GOAL: From the listing below, pull each line that includes "Customers".

◇ ◇ ◇ ◇

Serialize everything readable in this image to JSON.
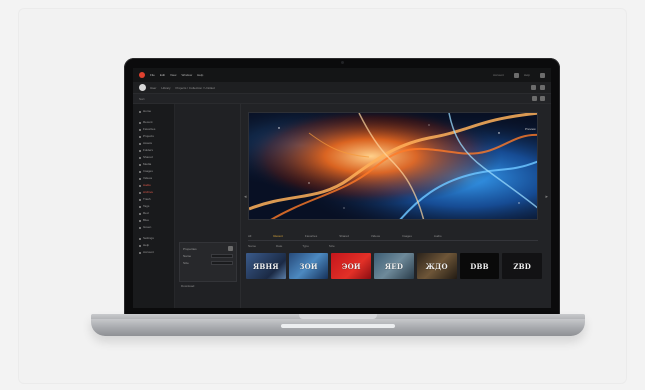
{
  "app": {
    "menu": [
      "File",
      "Edit",
      "View",
      "Window",
      "Help"
    ],
    "title_right": [
      "Account",
      "Help"
    ]
  },
  "toolbar": {
    "user": "User",
    "crumb": "Library",
    "path": "Projects / Collection / Untitled"
  },
  "subbar": {
    "label": "Sort"
  },
  "sidebar": {
    "items": [
      "Home",
      "Recent",
      "Favorites",
      "Projects",
      "Assets",
      "Folders",
      "Shared",
      "Media",
      "Images",
      "Videos",
      "Audio",
      "Archive",
      "Trash",
      "Tags",
      "Red",
      "Blue",
      "Green"
    ],
    "bottom": [
      "Settings",
      "Help",
      "Account"
    ]
  },
  "browser": {
    "panel_title": "Properties",
    "row1_label": "Name",
    "row2_label": "Size",
    "footer": "Download"
  },
  "main": {
    "hero_label": "Preview",
    "tabs": [
      "All",
      "Recent",
      "Favorites",
      "Shared",
      "Videos",
      "Images",
      "Audio"
    ],
    "thumb_headers": [
      "Name",
      "Date",
      "Type",
      "Size"
    ],
    "thumbnails": [
      "ЯВНЯ",
      "ЗOИ",
      "ЭОИ",
      "ЯED",
      "ЖДО",
      "DBB",
      "ZBD"
    ]
  },
  "colors": {
    "accent": "#e0412f",
    "tab_active": "#d9a63a",
    "bg": "#1b1c1e"
  }
}
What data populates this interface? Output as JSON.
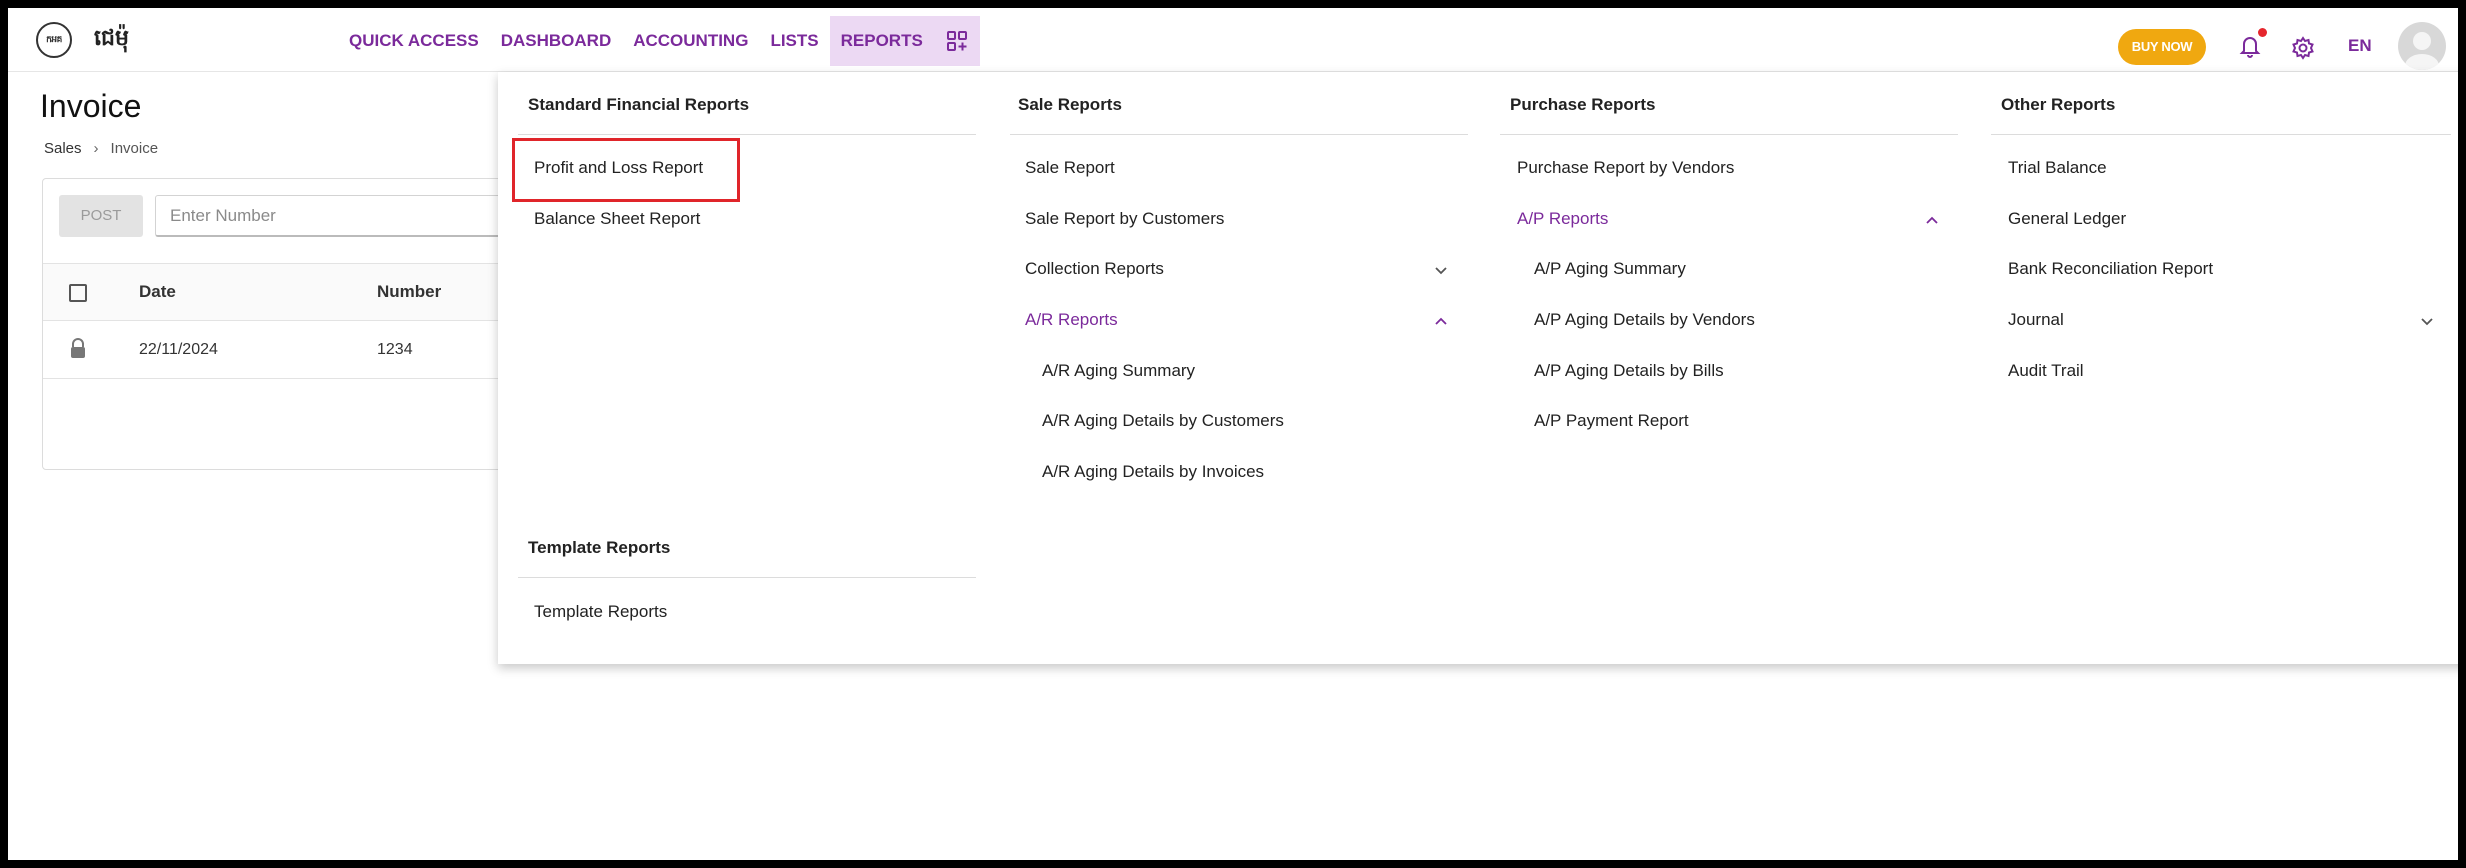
{
  "app": {
    "logo_text": "កអគ",
    "brand": "ជេម៉ុ"
  },
  "nav": {
    "items": [
      "QUICK ACCESS",
      "DASHBOARD",
      "ACCOUNTING",
      "LISTS",
      "REPORTS"
    ],
    "active": "REPORTS",
    "buy_now": "BUY NOW",
    "lang": "EN",
    "accent": "#7b2a9b",
    "buy_now_color": "#f0a810",
    "notification_dot_color": "#e5262d"
  },
  "page": {
    "title": "Invoice",
    "breadcrumb": [
      "Sales",
      "Invoice"
    ],
    "post_label": "POST",
    "number_placeholder": "Enter Number",
    "columns": [
      "Date",
      "Number"
    ],
    "rows": [
      {
        "date": "22/11/2024",
        "number": "1234",
        "locked": true
      }
    ]
  },
  "menu": {
    "standard": {
      "heading": "Standard Financial Reports",
      "items": [
        "Profit and Loss Report",
        "Balance Sheet Report"
      ]
    },
    "template": {
      "heading": "Template Reports",
      "items": [
        "Template Reports"
      ]
    },
    "sale": {
      "heading": "Sale Reports",
      "items": [
        "Sale Report",
        "Sale Report by Customers"
      ],
      "collection": "Collection Reports",
      "ar": "A/R Reports",
      "ar_items": [
        "A/R Aging Summary",
        "A/R Aging Details by Customers",
        "A/R Aging Details by Invoices"
      ]
    },
    "purchase": {
      "heading": "Purchase Reports",
      "items": [
        "Purchase Report by Vendors"
      ],
      "ap": "A/P Reports",
      "ap_items": [
        "A/P Aging Summary",
        "A/P Aging Details by Vendors",
        "A/P Aging Details by Bills",
        "A/P Payment Report"
      ]
    },
    "other": {
      "heading": "Other Reports",
      "items": [
        "Trial Balance",
        "General Ledger",
        "Bank Reconciliation Report"
      ],
      "journal": "Journal",
      "audit": "Audit Trail"
    }
  }
}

◇ ◇ ◇ ◇

WORKED SOLUTION:
        "Sale Report by Customers"
        "A/R Aging Details by Customers",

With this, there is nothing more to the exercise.